What you should do -
Output each entry that follows exactly. Images stay out.

Data entries -
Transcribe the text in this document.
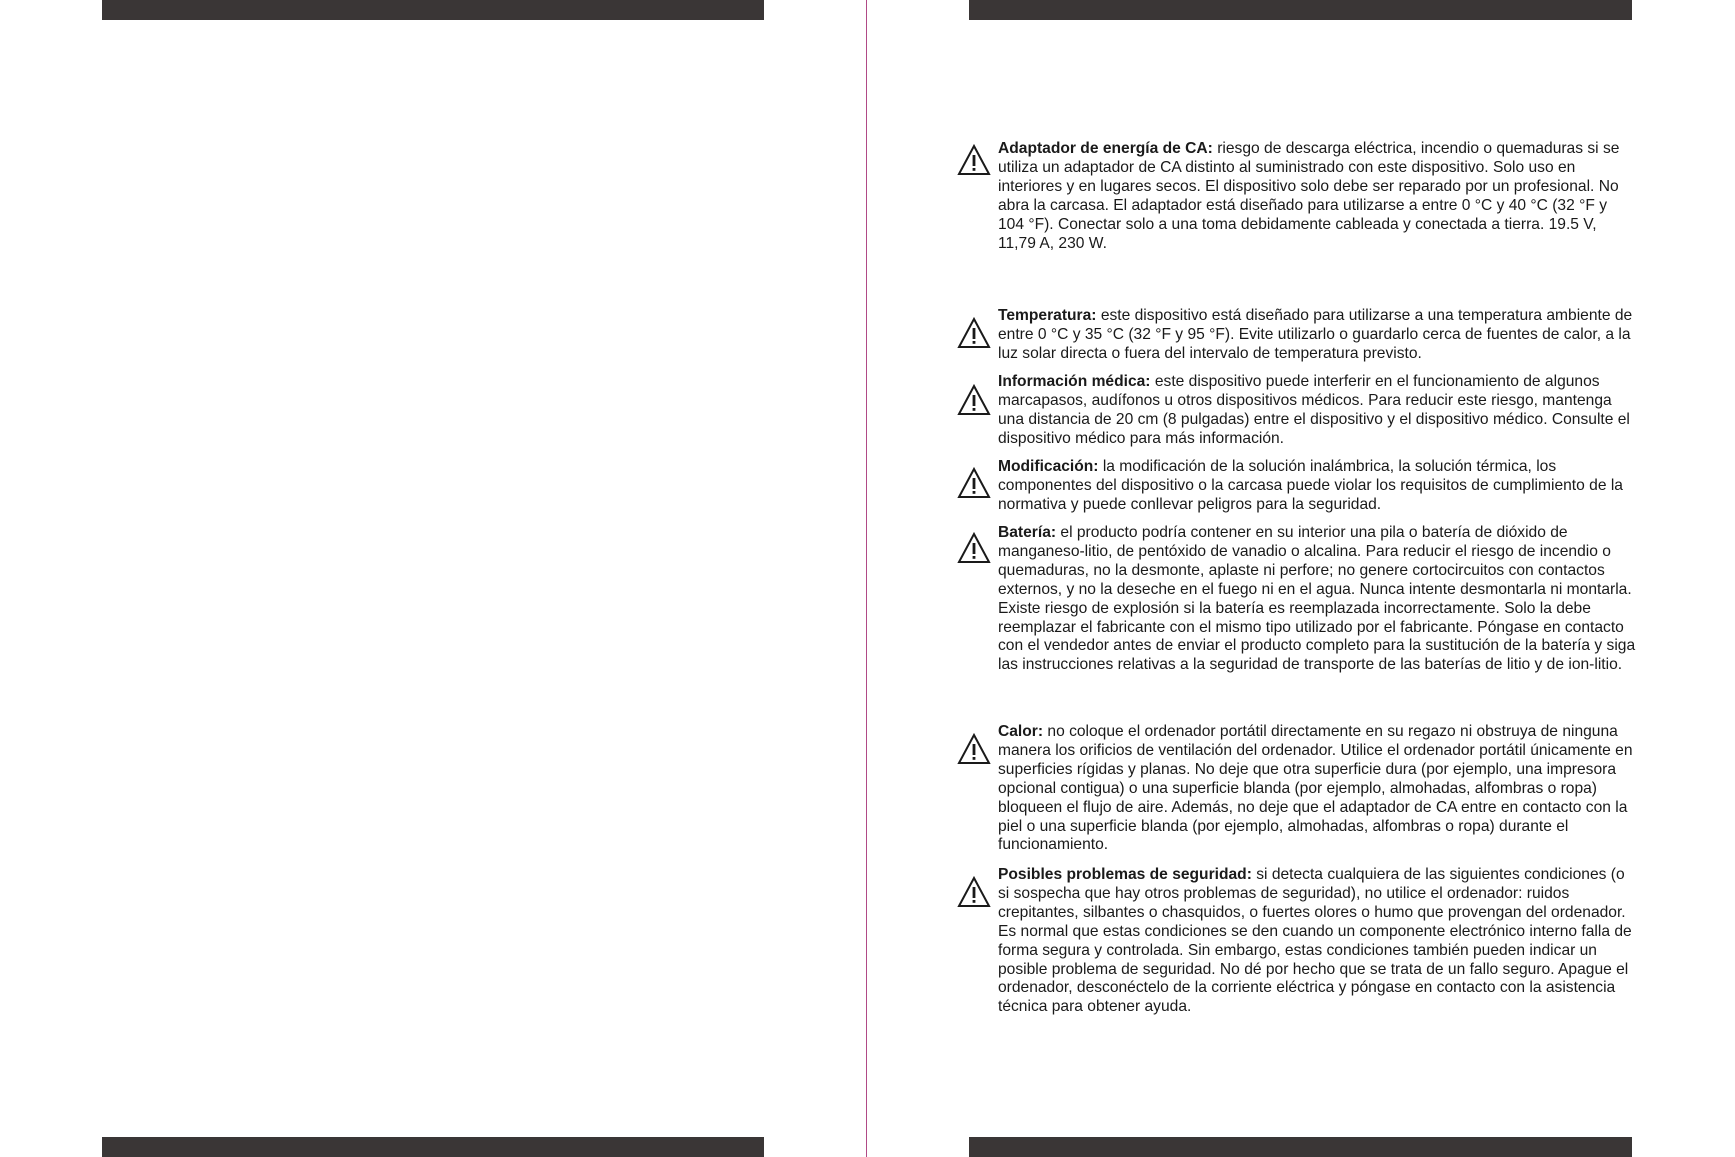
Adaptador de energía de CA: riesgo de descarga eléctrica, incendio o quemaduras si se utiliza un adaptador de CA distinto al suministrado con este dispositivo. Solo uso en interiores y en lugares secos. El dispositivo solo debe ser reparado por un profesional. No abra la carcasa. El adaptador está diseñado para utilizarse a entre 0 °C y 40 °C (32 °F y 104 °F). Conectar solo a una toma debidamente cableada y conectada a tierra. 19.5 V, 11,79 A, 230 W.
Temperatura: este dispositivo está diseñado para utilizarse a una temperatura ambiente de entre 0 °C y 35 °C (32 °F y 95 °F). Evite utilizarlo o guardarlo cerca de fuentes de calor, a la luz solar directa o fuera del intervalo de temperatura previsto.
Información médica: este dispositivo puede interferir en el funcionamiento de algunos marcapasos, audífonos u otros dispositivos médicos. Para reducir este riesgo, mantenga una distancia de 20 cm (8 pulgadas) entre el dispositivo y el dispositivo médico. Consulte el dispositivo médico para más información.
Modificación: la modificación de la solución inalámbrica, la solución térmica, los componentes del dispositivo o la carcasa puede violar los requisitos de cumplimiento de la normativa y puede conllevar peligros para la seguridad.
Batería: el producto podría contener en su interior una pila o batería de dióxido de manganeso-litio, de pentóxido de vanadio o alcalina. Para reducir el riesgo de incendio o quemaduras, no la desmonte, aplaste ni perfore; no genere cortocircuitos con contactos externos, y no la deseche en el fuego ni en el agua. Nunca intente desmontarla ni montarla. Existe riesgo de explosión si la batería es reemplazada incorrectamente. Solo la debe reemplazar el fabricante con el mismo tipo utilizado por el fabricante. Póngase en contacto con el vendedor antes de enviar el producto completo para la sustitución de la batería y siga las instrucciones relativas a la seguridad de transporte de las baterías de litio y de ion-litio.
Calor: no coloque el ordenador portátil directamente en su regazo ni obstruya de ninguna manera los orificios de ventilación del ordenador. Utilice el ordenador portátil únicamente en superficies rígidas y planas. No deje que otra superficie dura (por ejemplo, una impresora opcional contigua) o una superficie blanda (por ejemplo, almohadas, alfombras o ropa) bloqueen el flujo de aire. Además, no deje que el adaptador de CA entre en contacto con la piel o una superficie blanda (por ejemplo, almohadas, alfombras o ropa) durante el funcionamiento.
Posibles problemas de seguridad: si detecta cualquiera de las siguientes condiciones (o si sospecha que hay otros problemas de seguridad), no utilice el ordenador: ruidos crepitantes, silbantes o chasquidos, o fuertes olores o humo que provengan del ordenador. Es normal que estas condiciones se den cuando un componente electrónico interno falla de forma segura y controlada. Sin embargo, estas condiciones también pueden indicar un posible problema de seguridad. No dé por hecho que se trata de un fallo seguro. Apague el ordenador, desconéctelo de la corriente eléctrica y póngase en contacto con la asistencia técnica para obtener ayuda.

Result of the task -
Transcribe the text in this document.
Adaptador de energía de CA: riesgo de descarga eléctrica, incendio o quemaduras si se utiliza un adaptador de CA distinto al suministrado con este dispositivo. Solo uso en interiores y en lugares secos. El dispositivo solo debe ser reparado por un profesional. No abra la carcasa. El adaptador está diseñado para utilizarse a entre 0 °C y 40 °C (32 °F y 104 °F). Conectar solo a una toma debidamente cableada y conectada a tierra. 19.5 V, 11,79 A, 230 W.
Temperatura: este dispositivo está diseñado para utilizarse a una temperatura ambiente de entre 0 °C y 35 °C (32 °F y 95 °F). Evite utilizarlo o guardarlo cerca de fuentes de calor, a la luz solar directa o fuera del intervalo de temperatura previsto.
Información médica: este dispositivo puede interferir en el funcionamiento de algunos marcapasos, audífonos u otros dispositivos médicos. Para reducir este riesgo, mantenga una distancia de 20 cm (8 pulgadas) entre el dispositivo y el dispositivo médico. Consulte el dispositivo médico para más información.
Modificación: la modificación de la solución inalámbrica, la solución térmica, los componentes del dispositivo o la carcasa puede violar los requisitos de cumplimiento de la normativa y puede conllevar peligros para la seguridad.
Batería: el producto podría contener en su interior una pila o batería de dióxido de manganeso-litio, de pentóxido de vanadio o alcalina. Para reducir el riesgo de incendio o quemaduras, no la desmonte, aplaste ni perfore; no genere cortocircuitos con contactos externos, y no la deseche en el fuego ni en el agua. Nunca intente desmontarla ni montarla. Existe riesgo de explosión si la batería es reemplazada incorrectamente. Solo la debe reemplazar el fabricante con el mismo tipo utilizado por el fabricante. Póngase en contacto con el vendedor antes de enviar el producto completo para la sustitución de la batería y siga las instrucciones relativas a la seguridad de transporte de las baterías de litio y de ion-litio.
Calor: no coloque el ordenador portátil directamente en su regazo ni obstruya de ninguna manera los orificios de ventilación del ordenador. Utilice el ordenador portátil únicamente en superficies rígidas y planas. No deje que otra superficie dura (por ejemplo, una impresora opcional contigua) o una superficie blanda (por ejemplo, almohadas, alfombras o ropa) bloqueen el flujo de aire. Además, no deje que el adaptador de CA entre en contacto con la piel o una superficie blanda (por ejemplo, almohadas, alfombras o ropa) durante el funcionamiento.
Posibles problemas de seguridad: si detecta cualquiera de las siguientes condiciones (o si sospecha que hay otros problemas de seguridad), no utilice el ordenador: ruidos crepitantes, silbantes o chasquidos, o fuertes olores o humo que provengan del ordenador. Es normal que estas condiciones se den cuando un componente electrónico interno falla de forma segura y controlada. Sin embargo, estas condiciones también pueden indicar un posible problema de seguridad. No dé por hecho que se trata de un fallo seguro. Apague el ordenador, desconéctelo de la corriente eléctrica y póngase en contacto con la asistencia técnica para obtener ayuda.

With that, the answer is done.